### Given task 1
In the records, starting with the line containing "Give me the" and going on through the line containing "tile-border — [34, 26, 56, 60]", change "tile-texture" to "tile-surface" and write those lines out again with nothing else altered. Omit the pictures.

### Excerpt to read
↓↓↓

Depending on how we calculate the benchmark, very different numbers come out:
1. Normal average (arithmetic average) = sum of all numbers divided by the number = (1+2+3+4+1000) / 5 = 202
2. Median = the middle element = the value in the third position = 3
Intuitively, the median "fits" better than the average in our example. The problem, however, is that intuition fails with many numbers. It is therefore very important to understand how a benchmark is calculated and what influences the result in one direction or another.
The average is generally not a good calculation method for price benchmarks. Since all values - including the outliers - are included in the calculation, there is a considerable risk of obtaining a benchmark value that is too high. The result: In the case of purchase prices, the benchmark falsely gives the buyer a good feeling ("we procured the parts at good prices"), and in the case of sales prices it leads to non-competitive prices ("we are a little below average with our offer") .
NLPP application: NLPP uses a "distortion-free" calculation method that delivers optimal benchmark values. Furthermore, NLPP provides not only one benchmark value, but three: "Best Practice", "Market" and "Worst Practice". We also call these "Green Line", "Blue Line" and "Red Line" benchmarks. This type of benchmark calculation allows us to specify a target price range. And this range is considerably more realistic than just a single benchmark value.
A "Best in Class" benchmark tries to deliver a benchmark for a subset of the data (e.g. all products with a price between 10 EUR and 20 EUR) which represents the best price. This procedure is mostly used when it is unclear how an overall benchmark could be calculated.
The problem with "Best in Class" benchmarks is that one can ask the question why the subset for the calculation was chosen in this way and not otherwise? What happens to the "Best in Class" benchmark if you define the subset differently?
NLPP application: Our solution does not use a "best in class" benchmark, but calculates several benchmarks (Green, Blue and Red Line) for the entire product portfolio.
Target price calculated using a performance pricing model, which corresponds to the best price-performance ratio to be expected on the market.
When calculating best practice benchmarks, it is important that all data are included in the calculation. Calculating the best practice benchmark only on the basis of the "best 20% prices" is mathematically nonsensical, since you cannot calculate a benchmark for one subgroup and then apply it to another subgroup.
Here's an example: We calculate the average size of a professional basketball team ("best practice" benchmark) and compare this value with an elementary school team. The result is of course devastating, but also mathematically nonsensical.
NLPP application: From the NLPP input data, the software calculates the Green Line, i.e. the "Best Practice" benchmark line, which serves as a benchmark. It separates the top products – here: the preferred 25% of products with the best price-performance ratio – from the rest of the products.

↑↑↑

### Provided information
↓↓↓

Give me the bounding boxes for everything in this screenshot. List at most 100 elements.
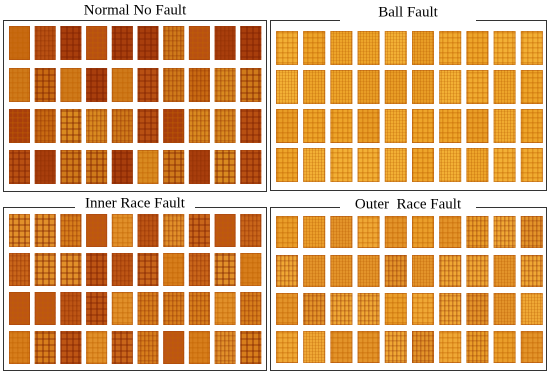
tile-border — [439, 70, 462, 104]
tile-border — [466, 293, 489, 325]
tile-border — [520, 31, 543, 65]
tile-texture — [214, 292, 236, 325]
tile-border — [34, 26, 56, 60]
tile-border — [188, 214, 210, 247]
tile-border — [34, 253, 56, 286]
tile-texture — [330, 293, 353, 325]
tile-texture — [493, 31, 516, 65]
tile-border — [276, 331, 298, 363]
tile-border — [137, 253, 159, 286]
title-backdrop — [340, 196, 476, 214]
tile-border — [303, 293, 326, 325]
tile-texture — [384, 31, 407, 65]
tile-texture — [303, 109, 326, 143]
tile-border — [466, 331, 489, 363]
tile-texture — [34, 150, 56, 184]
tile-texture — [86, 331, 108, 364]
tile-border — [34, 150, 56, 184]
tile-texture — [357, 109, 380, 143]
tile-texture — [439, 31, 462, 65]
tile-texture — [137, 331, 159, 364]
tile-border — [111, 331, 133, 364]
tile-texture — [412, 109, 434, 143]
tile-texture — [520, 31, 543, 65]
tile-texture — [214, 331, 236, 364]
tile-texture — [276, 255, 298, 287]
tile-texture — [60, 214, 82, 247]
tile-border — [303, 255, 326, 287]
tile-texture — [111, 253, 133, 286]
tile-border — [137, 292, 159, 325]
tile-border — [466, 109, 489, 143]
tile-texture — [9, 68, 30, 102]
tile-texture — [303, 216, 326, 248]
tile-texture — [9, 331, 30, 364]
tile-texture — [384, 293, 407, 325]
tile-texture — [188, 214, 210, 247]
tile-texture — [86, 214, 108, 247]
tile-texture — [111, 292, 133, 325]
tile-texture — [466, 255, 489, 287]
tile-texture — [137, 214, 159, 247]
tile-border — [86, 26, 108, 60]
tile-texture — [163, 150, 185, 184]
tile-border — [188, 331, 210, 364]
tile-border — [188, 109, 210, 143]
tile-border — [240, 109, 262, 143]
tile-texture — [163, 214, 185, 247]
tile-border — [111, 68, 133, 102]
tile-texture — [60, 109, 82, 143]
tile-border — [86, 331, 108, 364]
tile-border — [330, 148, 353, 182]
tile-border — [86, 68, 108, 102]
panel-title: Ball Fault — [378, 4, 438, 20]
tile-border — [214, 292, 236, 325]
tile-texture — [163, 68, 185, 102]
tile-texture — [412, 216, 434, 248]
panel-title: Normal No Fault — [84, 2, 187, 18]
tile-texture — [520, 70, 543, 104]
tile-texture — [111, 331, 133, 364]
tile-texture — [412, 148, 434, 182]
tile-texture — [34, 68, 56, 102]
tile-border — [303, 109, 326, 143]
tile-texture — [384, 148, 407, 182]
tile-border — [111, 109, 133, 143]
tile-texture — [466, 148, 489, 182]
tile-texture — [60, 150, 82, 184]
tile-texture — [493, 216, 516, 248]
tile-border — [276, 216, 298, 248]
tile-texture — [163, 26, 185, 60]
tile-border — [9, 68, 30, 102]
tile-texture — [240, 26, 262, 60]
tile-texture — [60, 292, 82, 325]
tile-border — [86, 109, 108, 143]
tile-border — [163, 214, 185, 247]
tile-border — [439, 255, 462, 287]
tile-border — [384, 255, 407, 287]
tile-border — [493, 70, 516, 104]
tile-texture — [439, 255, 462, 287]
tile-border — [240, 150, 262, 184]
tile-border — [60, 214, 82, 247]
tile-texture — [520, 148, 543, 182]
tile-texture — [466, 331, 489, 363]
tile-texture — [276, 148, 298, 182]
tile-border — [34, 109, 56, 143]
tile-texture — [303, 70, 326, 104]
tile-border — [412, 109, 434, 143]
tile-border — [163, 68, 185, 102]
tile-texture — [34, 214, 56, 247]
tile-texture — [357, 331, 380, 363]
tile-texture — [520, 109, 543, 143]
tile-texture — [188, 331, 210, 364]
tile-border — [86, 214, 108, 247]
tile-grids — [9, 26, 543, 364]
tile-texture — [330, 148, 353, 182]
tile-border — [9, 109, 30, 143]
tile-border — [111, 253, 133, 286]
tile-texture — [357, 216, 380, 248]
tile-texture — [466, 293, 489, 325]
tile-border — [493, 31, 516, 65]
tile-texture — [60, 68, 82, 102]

↑↑↑
↓↓↓

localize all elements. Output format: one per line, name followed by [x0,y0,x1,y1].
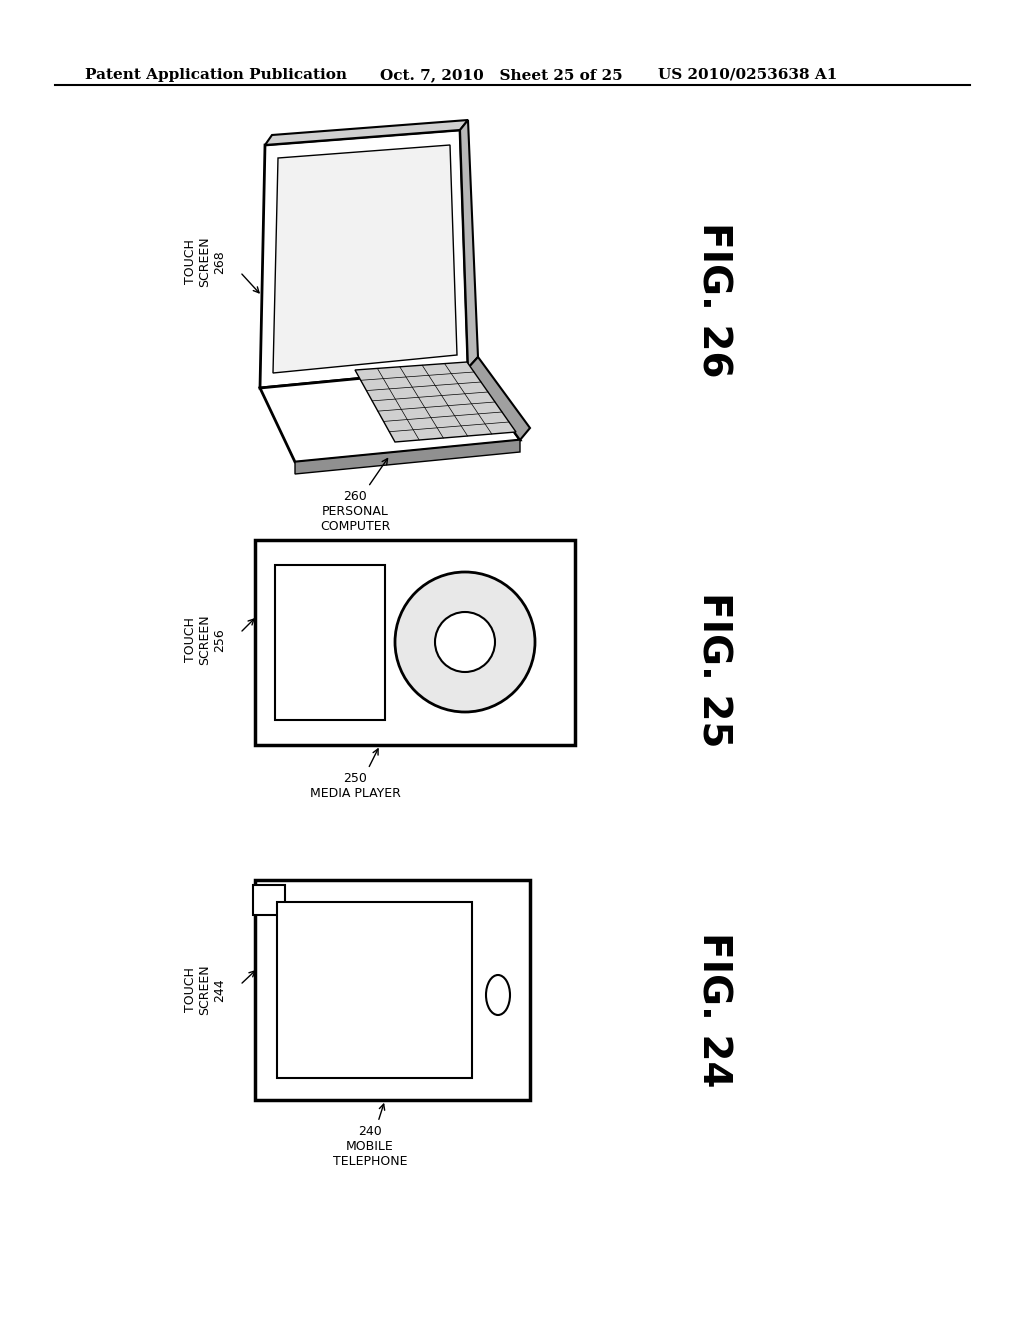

↑↑↑

### Given task 2
Reproduce the passage on price benchmarks word for word, starting with "Here's an example: We" and going on through "also mathematically nonsensical.".

### Output 1
Give me the bounding boxes for everything in this screenshot. List at most 100 elements.
tile-border — [439, 70, 462, 104]
tile-border — [466, 293, 489, 325]
tile-border — [520, 31, 543, 65]
tile-surface — [214, 292, 236, 325]
tile-border — [34, 26, 56, 60]

### Output 2
Here's an example: We calculate the average size of a professional basketball team ("best practice" benchmark) and compare this value with an elementary school team. The result is of course devastating, but also mathematically nonsensical.